> _DATA FOR THIS EXERCISE_

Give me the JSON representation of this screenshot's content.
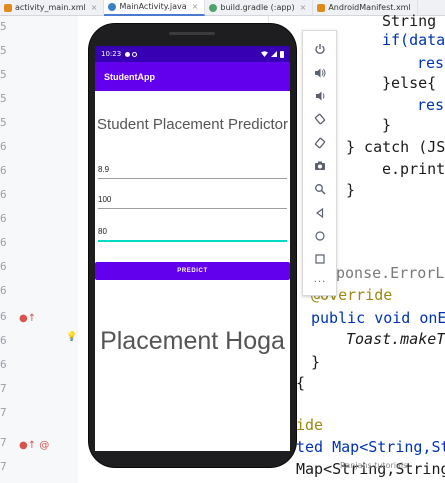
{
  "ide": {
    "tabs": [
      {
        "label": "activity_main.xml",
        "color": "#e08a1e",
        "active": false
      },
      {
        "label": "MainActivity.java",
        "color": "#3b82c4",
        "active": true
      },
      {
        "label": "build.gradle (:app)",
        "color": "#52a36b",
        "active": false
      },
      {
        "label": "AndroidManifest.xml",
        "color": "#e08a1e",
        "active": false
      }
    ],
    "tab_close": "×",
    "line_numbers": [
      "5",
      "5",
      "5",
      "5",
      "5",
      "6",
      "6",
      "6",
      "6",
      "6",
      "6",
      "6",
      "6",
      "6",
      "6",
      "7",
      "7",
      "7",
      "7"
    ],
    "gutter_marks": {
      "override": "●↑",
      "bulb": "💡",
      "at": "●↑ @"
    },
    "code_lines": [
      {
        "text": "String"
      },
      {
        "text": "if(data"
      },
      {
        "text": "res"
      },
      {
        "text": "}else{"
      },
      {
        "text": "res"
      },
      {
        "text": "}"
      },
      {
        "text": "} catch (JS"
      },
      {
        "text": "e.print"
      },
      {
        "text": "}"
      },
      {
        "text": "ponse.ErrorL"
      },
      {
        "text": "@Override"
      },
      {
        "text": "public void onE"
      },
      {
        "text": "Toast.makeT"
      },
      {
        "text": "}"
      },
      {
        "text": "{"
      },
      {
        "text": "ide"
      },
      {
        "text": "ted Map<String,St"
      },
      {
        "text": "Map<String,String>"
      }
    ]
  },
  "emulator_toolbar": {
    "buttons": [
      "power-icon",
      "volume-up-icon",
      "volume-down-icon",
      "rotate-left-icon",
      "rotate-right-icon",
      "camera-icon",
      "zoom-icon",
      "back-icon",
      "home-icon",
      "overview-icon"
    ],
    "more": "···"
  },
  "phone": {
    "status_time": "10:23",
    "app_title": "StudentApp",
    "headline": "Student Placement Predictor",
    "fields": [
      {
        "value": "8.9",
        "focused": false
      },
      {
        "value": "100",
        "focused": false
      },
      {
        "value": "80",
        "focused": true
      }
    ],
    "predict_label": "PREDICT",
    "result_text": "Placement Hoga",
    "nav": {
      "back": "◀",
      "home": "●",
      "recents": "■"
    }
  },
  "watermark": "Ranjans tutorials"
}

> _DIRECTIVE_
Copy the records above exactly, omitting every picture.

> _RESPONSE_
Give me the JSON representation of this screenshot's content.
{
  "ide": {
    "tabs": [
      {
        "label": "activity_main.xml",
        "color": "#e08a1e",
        "active": false
      },
      {
        "label": "MainActivity.java",
        "color": "#3b82c4",
        "active": true
      },
      {
        "label": "build.gradle (:app)",
        "color": "#52a36b",
        "active": false
      },
      {
        "label": "AndroidManifest.xml",
        "color": "#e08a1e",
        "active": false
      }
    ],
    "tab_close": "×",
    "line_numbers": [
      "5",
      "5",
      "5",
      "5",
      "5",
      "6",
      "6",
      "6",
      "6",
      "6",
      "6",
      "6",
      "6",
      "6",
      "6",
      "7",
      "7",
      "7",
      "7"
    ],
    "gutter_marks": {
      "override": "●↑",
      "bulb": "💡",
      "at": "●↑ @"
    },
    "code_lines": [
      {
        "text": "String"
      },
      {
        "text": "if(data"
      },
      {
        "text": "res"
      },
      {
        "text": "}else{"
      },
      {
        "text": "res"
      },
      {
        "text": "}"
      },
      {
        "text": "} catch (JS"
      },
      {
        "text": "e.print"
      },
      {
        "text": "}"
      },
      {
        "text": "ponse.ErrorL"
      },
      {
        "text": "@Override"
      },
      {
        "text": "public void onE"
      },
      {
        "text": "Toast.makeT"
      },
      {
        "text": "}"
      },
      {
        "text": "{"
      },
      {
        "text": "ide"
      },
      {
        "text": "ted Map<String,St"
      },
      {
        "text": "Map<String,String>"
      }
    ]
  },
  "emulator_toolbar": {
    "buttons": [
      "power-icon",
      "volume-up-icon",
      "volume-down-icon",
      "rotate-left-icon",
      "rotate-right-icon",
      "camera-icon",
      "zoom-icon",
      "back-icon",
      "home-icon",
      "overview-icon"
    ],
    "more": "···"
  },
  "phone": {
    "status_time": "10:23",
    "app_title": "StudentApp",
    "headline": "Student Placement Predictor",
    "fields": [
      {
        "value": "8.9",
        "focused": false
      },
      {
        "value": "100",
        "focused": false
      },
      {
        "value": "80",
        "focused": true
      }
    ],
    "predict_label": "PREDICT",
    "result_text": "Placement Hoga",
    "nav": {
      "back": "◀",
      "home": "●",
      "recents": "■"
    }
  },
  "watermark": "Ranjans tutorials"
}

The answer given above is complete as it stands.